• _SET EXERCISE_
Each record must be retyped in full. No character may differ.

• _DATA SECTION_
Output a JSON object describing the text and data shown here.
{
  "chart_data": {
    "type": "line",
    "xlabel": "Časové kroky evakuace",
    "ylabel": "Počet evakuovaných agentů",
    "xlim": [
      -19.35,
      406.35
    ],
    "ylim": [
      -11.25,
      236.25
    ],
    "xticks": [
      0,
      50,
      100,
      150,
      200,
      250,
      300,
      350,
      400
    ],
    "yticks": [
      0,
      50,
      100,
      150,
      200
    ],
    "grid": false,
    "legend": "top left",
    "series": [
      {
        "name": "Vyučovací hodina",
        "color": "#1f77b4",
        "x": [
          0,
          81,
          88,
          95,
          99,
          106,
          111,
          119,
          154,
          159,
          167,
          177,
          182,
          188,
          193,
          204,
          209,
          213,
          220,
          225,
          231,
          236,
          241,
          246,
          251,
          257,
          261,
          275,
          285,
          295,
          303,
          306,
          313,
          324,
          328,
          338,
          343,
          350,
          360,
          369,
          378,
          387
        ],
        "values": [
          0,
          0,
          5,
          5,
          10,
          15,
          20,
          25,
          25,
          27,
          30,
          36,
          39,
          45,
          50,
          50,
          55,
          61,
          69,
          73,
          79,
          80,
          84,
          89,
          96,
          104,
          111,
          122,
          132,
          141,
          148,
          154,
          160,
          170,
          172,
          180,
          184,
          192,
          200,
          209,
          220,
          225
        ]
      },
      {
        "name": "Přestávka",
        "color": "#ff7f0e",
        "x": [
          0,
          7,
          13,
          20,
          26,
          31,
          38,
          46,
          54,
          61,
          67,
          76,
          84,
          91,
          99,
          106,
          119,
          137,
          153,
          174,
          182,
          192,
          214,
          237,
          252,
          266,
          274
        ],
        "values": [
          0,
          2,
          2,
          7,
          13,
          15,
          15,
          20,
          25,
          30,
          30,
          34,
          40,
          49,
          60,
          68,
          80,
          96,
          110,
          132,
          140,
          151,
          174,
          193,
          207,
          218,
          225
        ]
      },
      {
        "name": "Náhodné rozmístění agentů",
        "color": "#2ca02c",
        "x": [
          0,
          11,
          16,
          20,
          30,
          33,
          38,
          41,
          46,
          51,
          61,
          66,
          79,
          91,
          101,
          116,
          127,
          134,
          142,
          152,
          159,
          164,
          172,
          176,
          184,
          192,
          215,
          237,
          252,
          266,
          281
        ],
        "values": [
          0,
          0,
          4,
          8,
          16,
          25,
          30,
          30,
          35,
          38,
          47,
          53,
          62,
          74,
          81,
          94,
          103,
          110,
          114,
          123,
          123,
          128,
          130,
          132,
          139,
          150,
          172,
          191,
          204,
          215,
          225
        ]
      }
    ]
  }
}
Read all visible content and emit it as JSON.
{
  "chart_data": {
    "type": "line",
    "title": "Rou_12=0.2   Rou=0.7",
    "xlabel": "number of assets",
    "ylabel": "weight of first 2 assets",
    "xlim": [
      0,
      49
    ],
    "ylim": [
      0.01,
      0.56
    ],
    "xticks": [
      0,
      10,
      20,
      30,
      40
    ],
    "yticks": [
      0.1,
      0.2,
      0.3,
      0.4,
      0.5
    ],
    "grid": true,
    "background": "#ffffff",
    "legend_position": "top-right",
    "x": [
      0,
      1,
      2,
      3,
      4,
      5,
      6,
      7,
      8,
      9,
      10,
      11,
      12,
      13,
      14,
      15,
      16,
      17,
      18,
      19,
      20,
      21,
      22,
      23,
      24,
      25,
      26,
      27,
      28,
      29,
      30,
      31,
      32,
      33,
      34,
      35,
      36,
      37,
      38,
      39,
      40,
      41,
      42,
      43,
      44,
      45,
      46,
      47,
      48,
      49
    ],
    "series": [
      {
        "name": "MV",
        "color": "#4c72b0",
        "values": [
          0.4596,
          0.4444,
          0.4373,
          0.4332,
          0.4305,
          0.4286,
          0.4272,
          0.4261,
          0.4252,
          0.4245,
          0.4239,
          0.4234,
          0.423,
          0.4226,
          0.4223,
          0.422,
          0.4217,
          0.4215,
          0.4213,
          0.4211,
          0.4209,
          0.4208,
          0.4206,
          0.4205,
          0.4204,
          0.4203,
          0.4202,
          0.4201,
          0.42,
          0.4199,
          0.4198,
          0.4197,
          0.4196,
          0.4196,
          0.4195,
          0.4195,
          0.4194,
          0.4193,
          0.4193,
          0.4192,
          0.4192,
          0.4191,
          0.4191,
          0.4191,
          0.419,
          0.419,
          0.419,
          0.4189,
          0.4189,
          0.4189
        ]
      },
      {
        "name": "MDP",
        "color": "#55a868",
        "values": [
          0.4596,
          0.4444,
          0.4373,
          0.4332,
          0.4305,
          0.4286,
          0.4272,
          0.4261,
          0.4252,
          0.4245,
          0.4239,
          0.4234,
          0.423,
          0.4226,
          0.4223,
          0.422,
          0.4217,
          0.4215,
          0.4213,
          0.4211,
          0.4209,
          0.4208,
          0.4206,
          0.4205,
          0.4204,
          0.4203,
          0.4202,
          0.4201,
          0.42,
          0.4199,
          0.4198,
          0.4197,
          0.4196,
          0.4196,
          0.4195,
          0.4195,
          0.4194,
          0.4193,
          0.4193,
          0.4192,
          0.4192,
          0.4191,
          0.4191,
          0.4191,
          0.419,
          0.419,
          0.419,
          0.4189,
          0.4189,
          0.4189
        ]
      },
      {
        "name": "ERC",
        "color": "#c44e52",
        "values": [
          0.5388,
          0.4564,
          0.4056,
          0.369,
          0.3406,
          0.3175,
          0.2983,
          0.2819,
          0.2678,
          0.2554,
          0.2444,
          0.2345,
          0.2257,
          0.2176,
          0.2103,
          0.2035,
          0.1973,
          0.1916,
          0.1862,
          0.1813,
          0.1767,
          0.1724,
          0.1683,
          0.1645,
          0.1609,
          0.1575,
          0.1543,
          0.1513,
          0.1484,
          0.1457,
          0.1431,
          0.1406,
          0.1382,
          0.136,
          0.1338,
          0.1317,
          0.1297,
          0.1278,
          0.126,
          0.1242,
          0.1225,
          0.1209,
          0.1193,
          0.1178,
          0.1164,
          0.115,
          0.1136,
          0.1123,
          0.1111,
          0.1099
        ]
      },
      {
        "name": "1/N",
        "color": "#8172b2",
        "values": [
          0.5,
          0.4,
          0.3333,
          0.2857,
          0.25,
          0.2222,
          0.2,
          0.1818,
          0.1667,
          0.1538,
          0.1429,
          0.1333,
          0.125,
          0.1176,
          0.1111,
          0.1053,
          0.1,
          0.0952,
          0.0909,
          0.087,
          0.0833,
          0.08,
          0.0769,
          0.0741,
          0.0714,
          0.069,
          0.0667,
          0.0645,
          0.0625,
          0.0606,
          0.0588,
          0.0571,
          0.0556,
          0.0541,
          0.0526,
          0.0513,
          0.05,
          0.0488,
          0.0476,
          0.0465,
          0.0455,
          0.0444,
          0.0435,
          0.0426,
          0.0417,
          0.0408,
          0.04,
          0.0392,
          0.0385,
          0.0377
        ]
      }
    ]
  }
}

• _FULL ANSWER_
Output a JSON object describing the text and data shown here.
{
  "chart_data": {
    "type": "line",
    "xlabel": "Časové kroky evakuace",
    "ylabel": "Počet evakuovaných agentů",
    "xlim": [
      -19.35,
      406.35
    ],
    "ylim": [
      -11.25,
      236.25
    ],
    "xticks": [
      0,
      50,
      100,
      150,
      200,
      250,
      300,
      350,
      400
    ],
    "yticks": [
      0,
      50,
      100,
      150,
      200
    ],
    "grid": false,
    "legend": "top left",
    "series": [
      {
        "name": "Vyučovací hodina",
        "color": "#1f77b4",
        "x": [
          0,
          81,
          88,
          95,
          99,
          106,
          111,
          119,
          154,
          159,
          167,
          177,
          182,
          188,
          193,
          204,
          209,
          213,
          220,
          225,
          231,
          236,
          241,
          246,
          251,
          257,
          261,
          275,
          285,
          295,
          303,
          306,
          313,
          324,
          328,
          338,
          343,
          350,
          360,
          369,
          378,
          387
        ],
        "values": [
          0,
          0,
          5,
          5,
          10,
          15,
          20,
          25,
          25,
          27,
          30,
          36,
          39,
          45,
          50,
          50,
          55,
          61,
          69,
          73,
          79,
          80,
          84,
          89,
          96,
          104,
          111,
          122,
          132,
          141,
          148,
          154,
          160,
          170,
          172,
          180,
          184,
          192,
          200,
          209,
          220,
          225
        ]
      },
      {
        "name": "Přestávka",
        "color": "#ff7f0e",
        "x": [
          0,
          7,
          13,
          20,
          26,
          31,
          38,
          46,
          54,
          61,
          67,
          76,
          84,
          91,
          99,
          106,
          119,
          137,
          153,
          174,
          182,
          192,
          214,
          237,
          252,
          266,
          274
        ],
        "values": [
          0,
          2,
          2,
          7,
          13,
          15,
          15,
          20,
          25,
          30,
          30,
          34,
          40,
          49,
          60,
          68,
          80,
          96,
          110,
          132,
          140,
          151,
          174,
          193,
          207,
          218,
          225
        ]
      },
      {
        "name": "Náhodné rozmístění agentů",
        "color": "#2ca02c",
        "x": [
          0,
          11,
          16,
          20,
          30,
          33,
          38,
          41,
          46,
          51,
          61,
          66,
          79,
          91,
          101,
          116,
          127,
          134,
          142,
          152,
          159,
          164,
          172,
          176,
          184,
          192,
          215,
          237,
          252,
          266,
          281
        ],
        "values": [
          0,
          0,
          4,
          8,
          16,
          25,
          30,
          30,
          35,
          38,
          47,
          53,
          62,
          74,
          81,
          94,
          103,
          110,
          114,
          123,
          123,
          128,
          130,
          132,
          139,
          150,
          172,
          191,
          204,
          215,
          225
        ]
      }
    ]
  }
}
Read all visible content and emit it as JSON.
{
  "chart_data": {
    "type": "line",
    "title": "Rou_12=0.2   Rou=0.7",
    "xlabel": "number of assets",
    "ylabel": "weight of first 2 assets",
    "xlim": [
      0,
      49
    ],
    "ylim": [
      0.01,
      0.56
    ],
    "xticks": [
      0,
      10,
      20,
      30,
      40
    ],
    "yticks": [
      0.1,
      0.2,
      0.3,
      0.4,
      0.5
    ],
    "grid": true,
    "background": "#ffffff",
    "legend_position": "top-right",
    "x": [
      0,
      1,
      2,
      3,
      4,
      5,
      6,
      7,
      8,
      9,
      10,
      11,
      12,
      13,
      14,
      15,
      16,
      17,
      18,
      19,
      20,
      21,
      22,
      23,
      24,
      25,
      26,
      27,
      28,
      29,
      30,
      31,
      32,
      33,
      34,
      35,
      36,
      37,
      38,
      39,
      40,
      41,
      42,
      43,
      44,
      45,
      46,
      47,
      48,
      49
    ],
    "series": [
      {
        "name": "MV",
        "color": "#4c72b0",
        "values": [
          0.4596,
          0.4444,
          0.4373,
          0.4332,
          0.4305,
          0.4286,
          0.4272,
          0.4261,
          0.4252,
          0.4245,
          0.4239,
          0.4234,
          0.423,
          0.4226,
          0.4223,
          0.422,
          0.4217,
          0.4215,
          0.4213,
          0.4211,
          0.4209,
          0.4208,
          0.4206,
          0.4205,
          0.4204,
          0.4203,
          0.4202,
          0.4201,
          0.42,
          0.4199,
          0.4198,
          0.4197,
          0.4196,
          0.4196,
          0.4195,
          0.4195,
          0.4194,
          0.4193,
          0.4193,
          0.4192,
          0.4192,
          0.4191,
          0.4191,
          0.4191,
          0.419,
          0.419,
          0.419,
          0.4189,
          0.4189,
          0.4189
        ]
      },
      {
        "name": "MDP",
        "color": "#55a868",
        "values": [
          0.4596,
          0.4444,
          0.4373,
          0.4332,
          0.4305,
          0.4286,
          0.4272,
          0.4261,
          0.4252,
          0.4245,
          0.4239,
          0.4234,
          0.423,
          0.4226,
          0.4223,
          0.422,
          0.4217,
          0.4215,
          0.4213,
          0.4211,
          0.4209,
          0.4208,
          0.4206,
          0.4205,
          0.4204,
          0.4203,
          0.4202,
          0.4201,
          0.42,
          0.4199,
          0.4198,
          0.4197,
          0.4196,
          0.4196,
          0.4195,
          0.4195,
          0.4194,
          0.4193,
          0.4193,
          0.4192,
          0.4192,
          0.4191,
          0.4191,
          0.4191,
          0.419,
          0.419,
          0.419,
          0.4189,
          0.4189,
          0.4189
        ]
      },
      {
        "name": "ERC",
        "color": "#c44e52",
        "values": [
          0.5388,
          0.4564,
          0.4056,
          0.369,
          0.3406,
          0.3175,
          0.2983,
          0.2819,
          0.2678,
          0.2554,
          0.2444,
          0.2345,
          0.2257,
          0.2176,
          0.2103,
          0.2035,
          0.1973,
          0.1916,
          0.1862,
          0.1813,
          0.1767,
          0.1724,
          0.1683,
          0.1645,
          0.1609,
          0.1575,
          0.1543,
          0.1513,
          0.1484,
          0.1457,
          0.1431,
          0.1406,
          0.1382,
          0.136,
          0.1338,
          0.1317,
          0.1297,
          0.1278,
          0.126,
          0.1242,
          0.1225,
          0.1209,
          0.1193,
          0.1178,
          0.1164,
          0.115,
          0.1136,
          0.1123,
          0.1111,
          0.1099
        ]
      },
      {
        "name": "1/N",
        "color": "#8172b2",
        "values": [
          0.5,
          0.4,
          0.3333,
          0.2857,
          0.25,
          0.2222,
          0.2,
          0.1818,
          0.1667,
          0.1538,
          0.1429,
          0.1333,
          0.125,
          0.1176,
          0.1111,
          0.1053,
          0.1,
          0.0952,
          0.0909,
          0.087,
          0.0833,
          0.08,
          0.0769,
          0.0741,
          0.0714,
          0.069,
          0.0667,
          0.0645,
          0.0625,
          0.0606,
          0.0588,
          0.0571,
          0.0556,
          0.0541,
          0.0526,
          0.0513,
          0.05,
          0.0488,
          0.0476,
          0.0465,
          0.0455,
          0.0444,
          0.0435,
          0.0426,
          0.0417,
          0.0408,
          0.04,
          0.0392,
          0.0385,
          0.0377
        ]
      }
    ]
  }
}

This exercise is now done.